» **Texto para leer**:
* * * * * * *

Cuando el silencio no edifica, sino encubre
Pbro. Iván Garza | Diócesis del Norte
En no pocas ocasiones, cuando alguien alza la voz ante una injusticia o una incoherencia dentro de la vida eclesial, surge la frase: “¡Cállate, que haces daño a la Iglesia!”. Pero conviene preguntarnos con honestidad evangélica: ¿qué daña más al Cuerpo de Cristo: la denuncia hecha con caridad o el silencio que encubre el pecado?
La Sagrada Escritura no es un libro que maquille la historia del Pueblo de Dios. Desde el becerro de oro hasta las negaciones de Pedro, la Biblia expone con crudeza las infidelidades del pueblo elegido. No lo hace para escandalizar, sino para mostrar que la misericordia de Dios actúa precisamente allí donde la verdad es reconocida. Como afirma San Pablo, la Palabra de Dios “no está encadenada” (2 Tim 2,9). Tampoco debería estarlo en la vida de la Iglesia.

* * * * * * *

[Datos de detección de la estructura de documentos]

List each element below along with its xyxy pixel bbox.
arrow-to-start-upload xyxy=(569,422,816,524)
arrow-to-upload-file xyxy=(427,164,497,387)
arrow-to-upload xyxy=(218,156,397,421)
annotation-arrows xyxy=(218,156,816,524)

* * * * * * *

» **Tareas por realizar**:
1. Según el texto sobre el silencio en la Iglesia, ¿por qué la Biblia expone con crudeza las infidelidades del pueblo elegido? Responde en una a tres oraciones.
2. Indica si cada afirmación coincide con el texto sobre el silencio en la Iglesia, con un sí o un no y la cita textual que lo decide: (a) La Sagrada Escritura maquilla la historia del Pueblo de Dios. (b) El texto menciona las negaciones de Pedro. (c) San Pablo afirma que la Palabra de Dios está encadenada.
3. Por favor, escribe la continuación del texto sobre el silencio en la Iglesia a partir de su última oración.

» **Respuestas por tarea**:
1. La Biblia no expone esas infidelidades para escandalizar. Lo hace para mostrar que la misericordia de Dios actúa precisamente allí donde la verdad es reconocida.

2.
(a) No: "La Sagrada Escritura no es un libro que maquille la historia del Pueblo de Dios."
(b) Sí: "Desde el becerro de oro hasta las negaciones de Pedro".
(c) No: "la Palabra de Dios “no está encadenada” (2 Tim 2,9)".

3.
En la tradición anglicana, profundamente arraigada en la centralidad de la Escritura, sostenemos que la Iglesia está llamada a vivir bajo el juicio permanente de la Palabra. El artículo VI de los Treinta y Nueve Artículos de Religión afirma que la Sagrada Escritura contiene todo lo necesario para la salvación. Esa convicción implica que ningún poder humano dentro de la Iglesia está por encima del Evangelio. La autoridad eclesial no es dominio, sino servicio; no es blindaje institucional, sino fidelidad a Cristo.
Los profetas —Jeremías, Amós, Isaías— no fueron agitadores sin causa, sino hombres inflamados por la santidad de Dios. También Juan el Bautista pagó con su vida la valentía de decir la verdad. Y el mismo Señor Jesús no dudó en denunciar la hipocresía religiosa cuando ésta impedía que el pueblo encontrara el rostro auténtico del Padre.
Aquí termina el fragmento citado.